◆ TASK DETAILS:
Please pull out every line that includes the string "finish".

◆ MATERIALS PROVIDED:
>> Start
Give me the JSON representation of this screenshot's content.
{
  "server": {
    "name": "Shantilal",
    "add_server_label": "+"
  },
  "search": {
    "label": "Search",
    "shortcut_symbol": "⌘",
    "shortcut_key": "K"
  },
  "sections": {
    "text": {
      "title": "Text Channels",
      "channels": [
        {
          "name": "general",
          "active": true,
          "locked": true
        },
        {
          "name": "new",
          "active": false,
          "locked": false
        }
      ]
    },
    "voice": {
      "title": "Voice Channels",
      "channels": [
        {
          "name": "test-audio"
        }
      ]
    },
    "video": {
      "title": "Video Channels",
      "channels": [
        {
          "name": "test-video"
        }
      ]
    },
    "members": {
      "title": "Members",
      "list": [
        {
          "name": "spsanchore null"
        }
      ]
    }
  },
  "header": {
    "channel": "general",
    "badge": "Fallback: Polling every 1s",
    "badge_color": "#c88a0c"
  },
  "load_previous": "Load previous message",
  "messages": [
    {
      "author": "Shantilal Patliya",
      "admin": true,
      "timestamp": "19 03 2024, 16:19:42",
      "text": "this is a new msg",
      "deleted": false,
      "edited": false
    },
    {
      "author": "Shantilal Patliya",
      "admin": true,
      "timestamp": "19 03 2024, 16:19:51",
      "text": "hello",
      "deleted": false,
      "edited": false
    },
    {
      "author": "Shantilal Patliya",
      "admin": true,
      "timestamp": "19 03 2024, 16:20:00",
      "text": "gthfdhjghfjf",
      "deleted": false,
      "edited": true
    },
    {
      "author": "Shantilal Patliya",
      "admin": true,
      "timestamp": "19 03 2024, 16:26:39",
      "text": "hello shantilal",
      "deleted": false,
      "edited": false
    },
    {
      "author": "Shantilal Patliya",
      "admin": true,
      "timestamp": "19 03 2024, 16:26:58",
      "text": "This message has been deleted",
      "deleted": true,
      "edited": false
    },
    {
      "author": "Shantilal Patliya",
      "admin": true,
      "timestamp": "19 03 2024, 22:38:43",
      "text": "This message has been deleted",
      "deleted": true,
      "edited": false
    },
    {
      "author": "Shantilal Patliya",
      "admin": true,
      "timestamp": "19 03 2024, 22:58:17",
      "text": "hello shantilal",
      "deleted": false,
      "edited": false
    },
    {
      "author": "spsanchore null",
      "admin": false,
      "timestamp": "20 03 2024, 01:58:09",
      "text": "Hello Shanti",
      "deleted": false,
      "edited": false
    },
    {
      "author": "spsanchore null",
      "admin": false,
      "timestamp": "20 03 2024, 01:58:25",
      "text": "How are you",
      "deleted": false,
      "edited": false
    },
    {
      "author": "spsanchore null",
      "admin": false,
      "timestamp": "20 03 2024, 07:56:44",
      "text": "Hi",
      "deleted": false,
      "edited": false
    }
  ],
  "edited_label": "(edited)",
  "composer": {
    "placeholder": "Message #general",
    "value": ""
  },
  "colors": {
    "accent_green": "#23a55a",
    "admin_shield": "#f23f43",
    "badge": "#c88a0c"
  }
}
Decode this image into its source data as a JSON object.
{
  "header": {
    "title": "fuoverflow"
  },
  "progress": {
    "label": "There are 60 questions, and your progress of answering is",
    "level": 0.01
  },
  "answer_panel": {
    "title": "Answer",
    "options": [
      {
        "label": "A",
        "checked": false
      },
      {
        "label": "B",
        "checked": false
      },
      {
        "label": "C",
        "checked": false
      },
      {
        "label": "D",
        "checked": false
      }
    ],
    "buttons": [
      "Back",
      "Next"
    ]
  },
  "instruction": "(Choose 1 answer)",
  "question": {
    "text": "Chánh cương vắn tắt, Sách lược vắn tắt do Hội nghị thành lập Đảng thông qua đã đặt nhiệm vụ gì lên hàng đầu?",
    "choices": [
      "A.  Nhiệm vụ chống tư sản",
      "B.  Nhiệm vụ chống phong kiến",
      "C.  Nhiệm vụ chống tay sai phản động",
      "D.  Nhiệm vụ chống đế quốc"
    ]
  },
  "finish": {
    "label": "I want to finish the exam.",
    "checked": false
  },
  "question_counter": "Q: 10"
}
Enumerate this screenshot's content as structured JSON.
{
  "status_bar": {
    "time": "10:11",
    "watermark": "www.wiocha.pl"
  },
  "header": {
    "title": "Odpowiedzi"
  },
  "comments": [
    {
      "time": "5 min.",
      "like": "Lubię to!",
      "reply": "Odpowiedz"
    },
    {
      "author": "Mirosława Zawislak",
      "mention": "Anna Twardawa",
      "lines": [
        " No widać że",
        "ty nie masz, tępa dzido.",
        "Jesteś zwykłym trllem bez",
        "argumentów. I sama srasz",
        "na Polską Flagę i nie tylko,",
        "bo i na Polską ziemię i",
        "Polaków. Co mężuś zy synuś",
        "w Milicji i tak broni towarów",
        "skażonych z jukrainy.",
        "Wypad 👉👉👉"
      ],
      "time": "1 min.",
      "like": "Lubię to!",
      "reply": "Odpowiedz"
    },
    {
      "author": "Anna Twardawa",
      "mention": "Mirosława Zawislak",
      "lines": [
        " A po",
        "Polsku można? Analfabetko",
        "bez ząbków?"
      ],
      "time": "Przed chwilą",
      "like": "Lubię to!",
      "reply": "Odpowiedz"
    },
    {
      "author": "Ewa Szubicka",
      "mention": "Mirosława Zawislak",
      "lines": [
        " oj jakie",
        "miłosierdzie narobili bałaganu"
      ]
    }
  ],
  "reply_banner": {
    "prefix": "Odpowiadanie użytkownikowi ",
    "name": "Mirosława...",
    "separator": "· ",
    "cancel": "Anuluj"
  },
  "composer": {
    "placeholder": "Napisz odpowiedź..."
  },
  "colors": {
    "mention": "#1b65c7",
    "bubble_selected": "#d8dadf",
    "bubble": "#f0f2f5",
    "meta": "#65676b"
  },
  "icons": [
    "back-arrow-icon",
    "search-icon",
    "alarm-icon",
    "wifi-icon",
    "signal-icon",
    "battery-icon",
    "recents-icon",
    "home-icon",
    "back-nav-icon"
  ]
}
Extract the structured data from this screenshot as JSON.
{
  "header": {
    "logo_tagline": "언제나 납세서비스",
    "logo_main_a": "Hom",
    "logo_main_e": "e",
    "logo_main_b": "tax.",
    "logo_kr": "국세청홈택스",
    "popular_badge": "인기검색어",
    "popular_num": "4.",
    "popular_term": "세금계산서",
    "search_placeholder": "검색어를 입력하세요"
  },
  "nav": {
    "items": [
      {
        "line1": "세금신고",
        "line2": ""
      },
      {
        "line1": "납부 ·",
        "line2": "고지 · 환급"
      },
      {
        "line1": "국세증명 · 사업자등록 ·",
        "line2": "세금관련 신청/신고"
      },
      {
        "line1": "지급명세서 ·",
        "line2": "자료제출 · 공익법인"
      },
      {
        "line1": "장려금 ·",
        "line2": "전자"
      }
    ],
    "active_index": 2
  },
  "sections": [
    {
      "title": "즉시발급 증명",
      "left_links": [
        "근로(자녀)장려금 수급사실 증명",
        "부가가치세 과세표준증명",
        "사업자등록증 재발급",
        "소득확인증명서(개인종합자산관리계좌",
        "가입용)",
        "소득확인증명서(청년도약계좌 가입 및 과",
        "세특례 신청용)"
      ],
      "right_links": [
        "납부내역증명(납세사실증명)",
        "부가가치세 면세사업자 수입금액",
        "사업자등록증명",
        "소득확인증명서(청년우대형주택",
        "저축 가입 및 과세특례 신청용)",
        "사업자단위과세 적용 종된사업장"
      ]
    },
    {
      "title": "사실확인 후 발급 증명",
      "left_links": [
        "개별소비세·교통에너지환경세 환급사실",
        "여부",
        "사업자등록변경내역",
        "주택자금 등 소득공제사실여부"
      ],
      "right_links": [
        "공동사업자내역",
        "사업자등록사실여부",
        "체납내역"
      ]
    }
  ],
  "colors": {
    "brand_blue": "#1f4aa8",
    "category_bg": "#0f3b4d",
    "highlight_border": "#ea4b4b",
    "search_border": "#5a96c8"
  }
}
>> End
◆ RESPONSE TO THIS EXERCISE:
  "finish": {
    "label": "I want to finish the exam.",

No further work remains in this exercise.